* DESCRIPTION OF THE TASK *
Exactly reproduce the entries, dropping any pictures from your copy.

* EXERCISE MATERIALS *
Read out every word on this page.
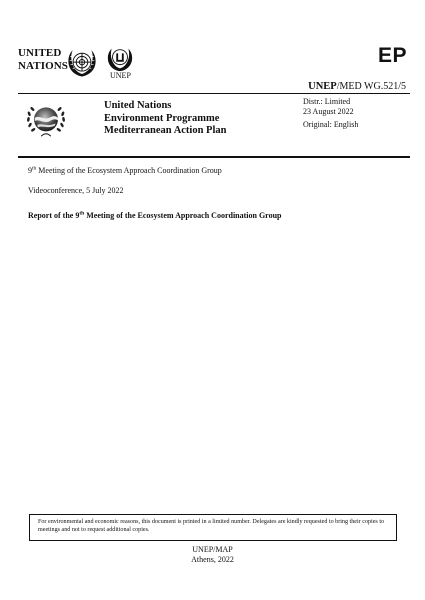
UNITED
NATIONS
UNEP
EP
UNEP/MED WG.521/5
United Nations
Environment Programme
Mediterranean Action Plan
Distr.: Limited
23 August 2022
Original: English
9th Meeting of the Ecosystem Approach Coordination Group
Videoconference, 5 July 2022
Report of the 9th Meeting of the Ecosystem Approach Coordination Group
For environmental and economic reasons, this document is printed in a limited number. Delegates are kindly requested to bring their copies to meetings and not to request additional copies.
UNEP/MAP
Athens, 2022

* WRITTEN ANSWER *
Read out every word on this page.
UNITED
NATIONS
UNEP
EP
UNEP/MED WG.521/5
United Nations
Environment Programme
Mediterranean Action Plan
Distr.: Limited
23 August 2022
Original: English
9th Meeting of the Ecosystem Approach Coordination Group
Videoconference, 5 July 2022
Report of the 9th Meeting of the Ecosystem Approach Coordination Group
For environmental and economic reasons, this document is printed in a limited number. Delegates are kindly requested to bring their copies to meetings and not to request additional copies.
UNEP/MAP
Athens, 2022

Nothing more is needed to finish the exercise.